BEGIN Given records

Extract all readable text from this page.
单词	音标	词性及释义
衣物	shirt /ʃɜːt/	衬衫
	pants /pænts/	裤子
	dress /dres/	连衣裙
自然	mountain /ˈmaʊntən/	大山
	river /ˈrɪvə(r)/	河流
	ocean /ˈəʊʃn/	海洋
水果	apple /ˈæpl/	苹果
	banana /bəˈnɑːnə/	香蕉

END Given records

From the listing above, extract all records word for word.

Extract all readable text from this page.
单词	音标	词性及释义
衣物	shirt /ʃɜːt/	衬衫
	pants /pænts/	裤子
	dress /dres/	连衣裙
自然	mountain /ˈmaʊntən/	大山
	river /ˈrɪvə(r)/	河流
	ocean /ˈəʊʃn/	海洋
水果	apple /ˈæpl/	苹果
	banana /bəˈnɑːnə/	香蕉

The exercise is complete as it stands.